What you need to do: Below is a set of records; print all of them exactly as written.

Input records:
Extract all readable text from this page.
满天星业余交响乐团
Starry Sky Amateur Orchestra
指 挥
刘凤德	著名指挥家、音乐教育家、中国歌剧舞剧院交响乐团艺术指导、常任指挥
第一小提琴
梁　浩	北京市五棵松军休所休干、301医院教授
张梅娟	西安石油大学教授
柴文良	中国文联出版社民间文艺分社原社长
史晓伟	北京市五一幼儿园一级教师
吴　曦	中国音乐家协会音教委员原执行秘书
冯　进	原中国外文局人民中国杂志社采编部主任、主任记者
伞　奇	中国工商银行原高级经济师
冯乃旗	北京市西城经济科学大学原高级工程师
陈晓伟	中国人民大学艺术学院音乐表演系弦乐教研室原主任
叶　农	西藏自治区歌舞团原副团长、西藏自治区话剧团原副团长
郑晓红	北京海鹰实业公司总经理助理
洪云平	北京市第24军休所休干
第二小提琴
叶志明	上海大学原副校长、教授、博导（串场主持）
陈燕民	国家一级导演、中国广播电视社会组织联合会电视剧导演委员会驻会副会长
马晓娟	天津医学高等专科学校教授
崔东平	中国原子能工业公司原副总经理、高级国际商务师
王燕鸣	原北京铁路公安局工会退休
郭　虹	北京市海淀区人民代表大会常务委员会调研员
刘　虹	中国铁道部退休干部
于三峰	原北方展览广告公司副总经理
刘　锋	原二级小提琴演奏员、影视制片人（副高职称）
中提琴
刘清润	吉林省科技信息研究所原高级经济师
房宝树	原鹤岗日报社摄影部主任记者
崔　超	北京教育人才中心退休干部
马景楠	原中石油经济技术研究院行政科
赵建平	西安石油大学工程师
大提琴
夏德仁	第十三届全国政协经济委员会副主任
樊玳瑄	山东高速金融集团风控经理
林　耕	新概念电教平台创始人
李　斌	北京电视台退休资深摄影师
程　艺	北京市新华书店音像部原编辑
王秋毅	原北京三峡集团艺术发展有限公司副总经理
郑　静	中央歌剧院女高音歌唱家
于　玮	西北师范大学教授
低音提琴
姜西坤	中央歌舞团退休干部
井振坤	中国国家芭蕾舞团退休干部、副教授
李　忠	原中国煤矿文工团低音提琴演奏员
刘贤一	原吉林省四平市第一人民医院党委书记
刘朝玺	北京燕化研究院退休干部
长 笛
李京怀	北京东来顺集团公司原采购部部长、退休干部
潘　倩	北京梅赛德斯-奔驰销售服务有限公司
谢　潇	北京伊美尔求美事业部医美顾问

Solution for this problem:
Extract all readable text from this page.
满天星业余交响乐团
Starry Sky Amateur Orchestra
指 挥
刘凤德	著名指挥家、音乐教育家、中国歌剧舞剧院交响乐团艺术指导、常任指挥
第一小提琴
梁　浩	北京市五棵松军休所休干、301医院教授
张梅娟	西安石油大学教授
柴文良	中国文联出版社民间文艺分社原社长
史晓伟	北京市五一幼儿园一级教师
吴　曦	中国音乐家协会音教委员原执行秘书
冯　进	原中国外文局人民中国杂志社采编部主任、主任记者
伞　奇	中国工商银行原高级经济师
冯乃旗	北京市西城经济科学大学原高级工程师
陈晓伟	中国人民大学艺术学院音乐表演系弦乐教研室原主任
叶　农	西藏自治区歌舞团原副团长、西藏自治区话剧团原副团长
郑晓红	北京海鹰实业公司总经理助理
洪云平	北京市第24军休所休干
第二小提琴
叶志明	上海大学原副校长、教授、博导（串场主持）
陈燕民	国家一级导演、中国广播电视社会组织联合会电视剧导演委员会驻会副会长
马晓娟	天津医学高等专科学校教授
崔东平	中国原子能工业公司原副总经理、高级国际商务师
王燕鸣	原北京铁路公安局工会退休
郭　虹	北京市海淀区人民代表大会常务委员会调研员
刘　虹	中国铁道部退休干部
于三峰	原北方展览广告公司副总经理
刘　锋	原二级小提琴演奏员、影视制片人（副高职称）
中提琴
刘清润	吉林省科技信息研究所原高级经济师
房宝树	原鹤岗日报社摄影部主任记者
崔　超	北京教育人才中心退休干部
马景楠	原中石油经济技术研究院行政科
赵建平	西安石油大学工程师
大提琴
夏德仁	第十三届全国政协经济委员会副主任
樊玳瑄	山东高速金融集团风控经理
林　耕	新概念电教平台创始人
李　斌	北京电视台退休资深摄影师
程　艺	北京市新华书店音像部原编辑
王秋毅	原北京三峡集团艺术发展有限公司副总经理
郑　静	中央歌剧院女高音歌唱家
于　玮	西北师范大学教授
低音提琴
姜西坤	中央歌舞团退休干部
井振坤	中国国家芭蕾舞团退休干部、副教授
李　忠	原中国煤矿文工团低音提琴演奏员
刘贤一	原吉林省四平市第一人民医院党委书记
刘朝玺	北京燕化研究院退休干部
长 笛
李京怀	北京东来顺集团公司原采购部部长、退休干部
潘　倩	北京梅赛德斯-奔驰销售服务有限公司
谢　潇	北京伊美尔求美事业部医美顾问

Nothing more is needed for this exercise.